STATED TASK:
All of the material should be reproduced exactly, with pictures left out.

"""

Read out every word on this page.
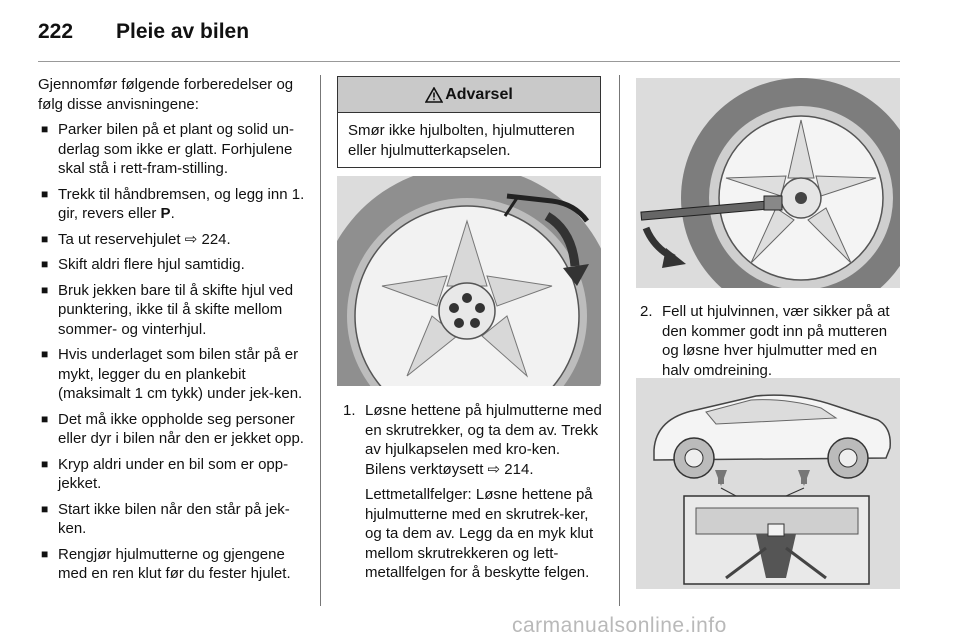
222 Pleie av bilen

Gjennomfør følgende forberedelser og følg disse anvisningene:

■ Parker bilen på et plant og solid un-derlag som ikke er glatt. Forhjulene skal stå i rett-fram-stilling.
■ Trekk til håndbremsen, og legg inn 1. gir, revers eller P.
■ Ta ut reservehjulet ⇨ 224.
■ Skift aldri flere hjul samtidig.
■ Bruk jekken bare til å skifte hjul ved punktering, ikke til å skifte mellom sommer- og vinterhjul.
■ Hvis underlaget som bilen står på er mykt, legger du en plankebit (maksimalt 1 cm tykk) under jek-ken.
■ Det må ikke oppholde seg personer eller dyr i bilen når den er jekket opp.
■ Kryp aldri under en bil som er opp-jekket.
■ Start ikke bilen når den står på jek-ken.
■ Rengjør hjulmutterne og gjengene med en ren klut før du fester hjulet.
Advarsel
Smør ikke hjulbolten, hjulmutteren eller hjulmutterkapselen.
1. Løsne hettene på hjulmutterne med en skrutrekker, og ta dem av. Trekk av hjulkapselen med kro-ken. Bilens verktøysett ⇨ 214.

Lettmetallfelger: Løsne hettene på hjulmutterne med en skrutrek-ker, og ta dem av. Legg da en myk klut mellom skrutrekkeren og lett-metallfelgen for å beskytte felgen.

2. Fell ut hjulvinnen, vær sikker på at den kommer godt inn på mutteren og løsne hver hjulmutter med en halv omdreining.
carmanualsonline.info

"""

SOLUTION TO THIS PROBLEM:
Read out every word on this page.
222 Pleie av bilen

Gjennomfør følgende forberedelser og følg disse anvisningene:

■ Parker bilen på et plant og solid un-derlag som ikke er glatt. Forhjulene skal stå i rett-fram-stilling.
■ Trekk til håndbremsen, og legg inn 1. gir, revers eller P.
■ Ta ut reservehjulet ⇨ 224.
■ Skift aldri flere hjul samtidig.
■ Bruk jekken bare til å skifte hjul ved punktering, ikke til å skifte mellom sommer- og vinterhjul.
■ Hvis underlaget som bilen står på er mykt, legger du en plankebit (maksimalt 1 cm tykk) under jek-ken.
■ Det må ikke oppholde seg personer eller dyr i bilen når den er jekket opp.
■ Kryp aldri under en bil som er opp-jekket.
■ Start ikke bilen når den står på jek-ken.
■ Rengjør hjulmutterne og gjengene med en ren klut før du fester hjulet.
Advarsel
Smør ikke hjulbolten, hjulmutteren eller hjulmutterkapselen.
1. Løsne hettene på hjulmutterne med en skrutrekker, og ta dem av. Trekk av hjulkapselen med kro-ken. Bilens verktøysett ⇨ 214.

Lettmetallfelger: Løsne hettene på hjulmutterne med en skrutrek-ker, og ta dem av. Legg da en myk klut mellom skrutrekkeren og lett-metallfelgen for å beskytte felgen.

2. Fell ut hjulvinnen, vær sikker på at den kommer godt inn på mutteren og løsne hver hjulmutter med en halv omdreining.
carmanualsonline.info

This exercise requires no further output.